* [PROVIDED DATA]:
- - - - - - -

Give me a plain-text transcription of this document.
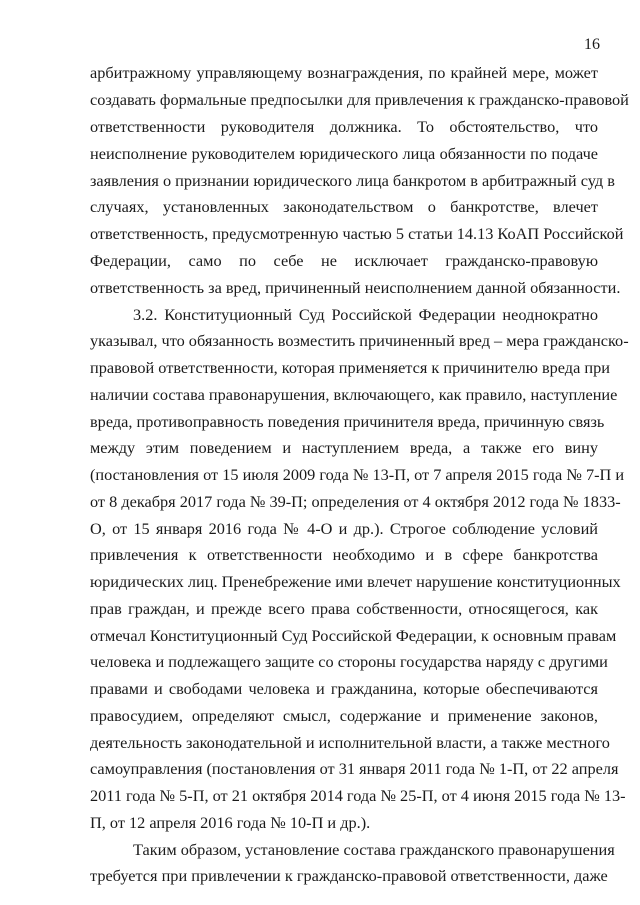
16
арбитражному управляющему вознаграждения, по крайней мере, может
создавать формальные предпосылки для привлечения к гражданско-правовой
ответственности руководителя должника. То обстоятельство, что
неисполнение руководителем юридического лица обязанности по подаче
заявления о признании юридического лица банкротом в арбитражный суд в
случаях, установленных законодательством о банкротстве, влечет
ответственность, предусмотренную частью 5 статьи 14.13 КоАП Российской
Федерации, само по себе не исключает гражданско-правовую
ответственность за вред, причиненный неисполнением данной обязанности.
3.2. Конституционный Суд Российской Федерации неоднократно
указывал, что обязанность возместить причиненный вред – мера гражданско-
правовой ответственности, которая применяется к причинителю вреда при
наличии состава правонарушения, включающего, как правило, наступление
вреда, противоправность поведения причинителя вреда, причинную связь
между этим поведением и наступлением вреда, а также его вину
(постановления от 15 июля 2009 года № 13-П, от 7 апреля 2015 года № 7-П и
от 8 декабря 2017 года № 39-П; определения от 4 октября 2012 года № 1833-
О, от 15 января 2016 года № 4-О и др.). Строгое соблюдение условий
привлечения к ответственности необходимо и в сфере банкротства
юридических лиц. Пренебрежение ими влечет нарушение конституционных
прав граждан, и прежде всего права собственности, относящегося, как
отмечал Конституционный Суд Российской Федерации, к основным правам
человека и подлежащего защите со стороны государства наряду с другими
правами и свободами человека и гражданина, которые обеспечиваются
правосудием, определяют смысл, содержание и применение законов,
деятельность законодательной и исполнительной власти, а также местного
самоуправления (постановления от 31 января 2011 года № 1-П, от 22 апреля
2011 года № 5-П, от 21 октября 2014 года № 25-П, от 4 июня 2015 года № 13-
П, от 12 апреля 2016 года № 10-П и др.).
Таким образом, установление состава гражданского правонарушения
требуется при привлечении к гражданско-правовой ответственности, даже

- - - - - - -

* [TASK]: Repeat all the data as it stands, dropping any images it holds.

* [EXERCISE RESULT]:
Give me a plain-text transcription of this document.
16
арбитражному управляющему вознаграждения, по крайней мере, может
создавать формальные предпосылки для привлечения к гражданско-правовой
ответственности руководителя должника. То обстоятельство, что
неисполнение руководителем юридического лица обязанности по подаче
заявления о признании юридического лица банкротом в арбитражный суд в
случаях, установленных законодательством о банкротстве, влечет
ответственность, предусмотренную частью 5 статьи 14.13 КоАП Российской
Федерации, само по себе не исключает гражданско-правовую
ответственность за вред, причиненный неисполнением данной обязанности.
3.2. Конституционный Суд Российской Федерации неоднократно
указывал, что обязанность возместить причиненный вред – мера гражданско-
правовой ответственности, которая применяется к причинителю вреда при
наличии состава правонарушения, включающего, как правило, наступление
вреда, противоправность поведения причинителя вреда, причинную связь
между этим поведением и наступлением вреда, а также его вину
(постановления от 15 июля 2009 года № 13-П, от 7 апреля 2015 года № 7-П и
от 8 декабря 2017 года № 39-П; определения от 4 октября 2012 года № 1833-
О, от 15 января 2016 года № 4-О и др.). Строгое соблюдение условий
привлечения к ответственности необходимо и в сфере банкротства
юридических лиц. Пренебрежение ими влечет нарушение конституционных
прав граждан, и прежде всего права собственности, относящегося, как
отмечал Конституционный Суд Российской Федерации, к основным правам
человека и подлежащего защите со стороны государства наряду с другими
правами и свободами человека и гражданина, которые обеспечиваются
правосудием, определяют смысл, содержание и применение законов,
деятельность законодательной и исполнительной власти, а также местного
самоуправления (постановления от 31 января 2011 года № 1-П, от 22 апреля
2011 года № 5-П, от 21 октября 2014 года № 25-П, от 4 июня 2015 года № 13-
П, от 12 апреля 2016 года № 10-П и др.).
Таким образом, установление состава гражданского правонарушения
требуется при привлечении к гражданско-правовой ответственности, даже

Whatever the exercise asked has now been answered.